Problem to solve: Extract every line from the records below that contains the word "text".
+ + +
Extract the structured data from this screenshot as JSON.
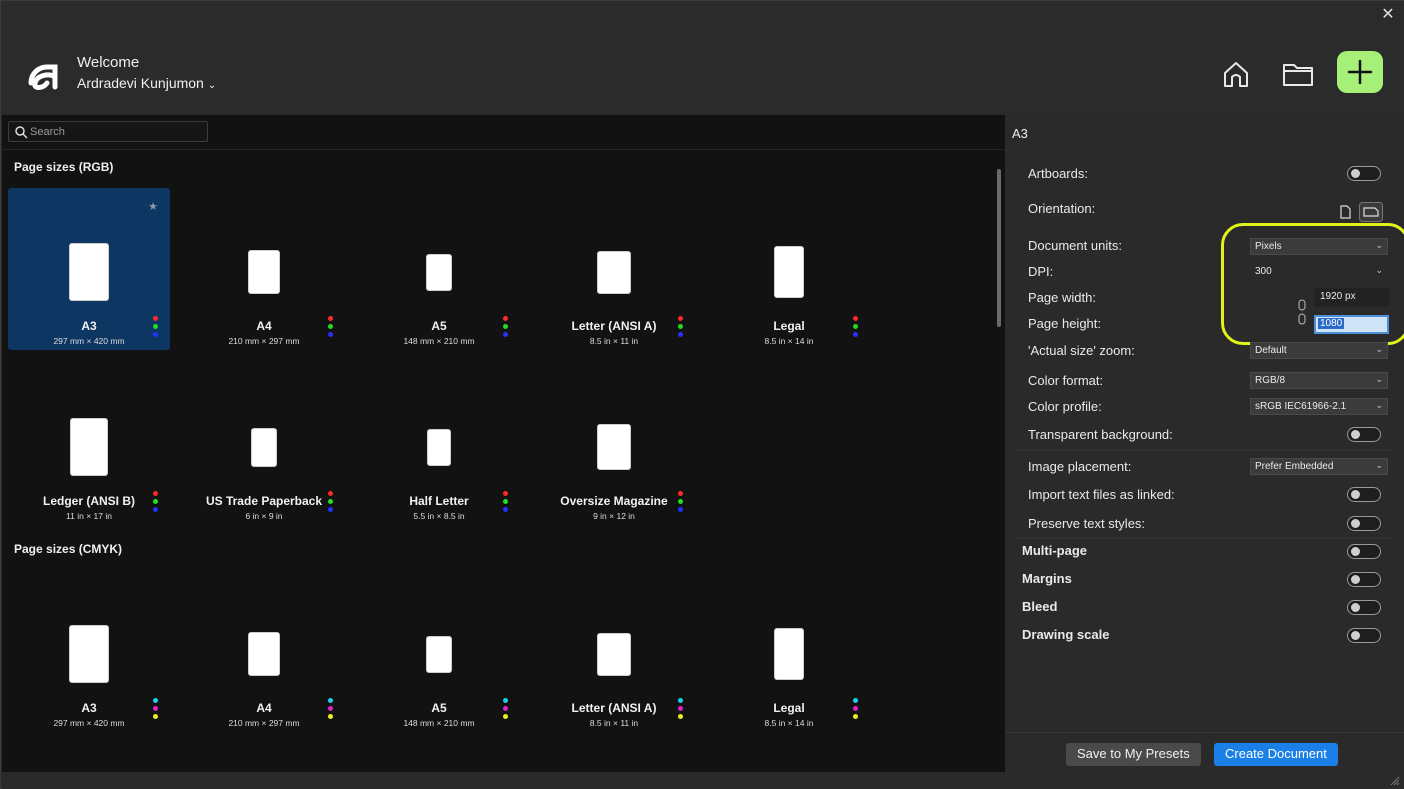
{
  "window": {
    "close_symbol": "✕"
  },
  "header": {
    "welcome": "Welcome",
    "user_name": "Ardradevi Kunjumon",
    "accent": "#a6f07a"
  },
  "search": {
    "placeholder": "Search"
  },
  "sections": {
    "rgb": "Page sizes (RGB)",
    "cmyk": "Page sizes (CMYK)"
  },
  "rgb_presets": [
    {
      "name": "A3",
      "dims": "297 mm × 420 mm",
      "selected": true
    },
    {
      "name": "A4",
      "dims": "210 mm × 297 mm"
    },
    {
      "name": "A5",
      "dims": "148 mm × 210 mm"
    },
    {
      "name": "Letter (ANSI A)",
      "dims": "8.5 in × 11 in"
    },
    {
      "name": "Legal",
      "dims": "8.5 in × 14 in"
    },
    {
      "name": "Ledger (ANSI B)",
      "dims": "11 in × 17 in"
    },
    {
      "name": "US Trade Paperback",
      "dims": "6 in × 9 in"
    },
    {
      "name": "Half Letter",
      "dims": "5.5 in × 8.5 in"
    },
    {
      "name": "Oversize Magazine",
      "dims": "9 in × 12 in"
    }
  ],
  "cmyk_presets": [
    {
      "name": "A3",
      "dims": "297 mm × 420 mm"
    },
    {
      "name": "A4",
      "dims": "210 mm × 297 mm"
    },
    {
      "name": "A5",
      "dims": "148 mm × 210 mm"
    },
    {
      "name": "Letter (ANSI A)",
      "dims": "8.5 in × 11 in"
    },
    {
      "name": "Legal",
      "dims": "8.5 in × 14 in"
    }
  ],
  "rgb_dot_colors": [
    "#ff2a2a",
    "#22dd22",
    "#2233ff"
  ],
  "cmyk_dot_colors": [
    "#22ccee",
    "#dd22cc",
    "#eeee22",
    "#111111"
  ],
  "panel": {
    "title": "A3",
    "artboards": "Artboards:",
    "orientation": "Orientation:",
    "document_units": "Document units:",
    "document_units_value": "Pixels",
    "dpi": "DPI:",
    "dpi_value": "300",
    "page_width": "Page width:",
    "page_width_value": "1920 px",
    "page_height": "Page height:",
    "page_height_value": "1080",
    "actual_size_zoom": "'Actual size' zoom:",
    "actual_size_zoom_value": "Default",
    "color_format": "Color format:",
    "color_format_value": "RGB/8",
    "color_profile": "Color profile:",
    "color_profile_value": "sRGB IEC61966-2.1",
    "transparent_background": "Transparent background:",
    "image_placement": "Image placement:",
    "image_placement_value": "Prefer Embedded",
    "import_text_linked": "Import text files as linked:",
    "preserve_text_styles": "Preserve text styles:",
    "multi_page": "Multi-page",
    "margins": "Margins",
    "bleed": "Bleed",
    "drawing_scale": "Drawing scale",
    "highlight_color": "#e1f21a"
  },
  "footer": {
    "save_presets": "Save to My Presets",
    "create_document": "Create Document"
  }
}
+ + +
Written response:
    "import_text_linked": "Import text files as linked:",
    "preserve_text_styles": "Preserve text styles:",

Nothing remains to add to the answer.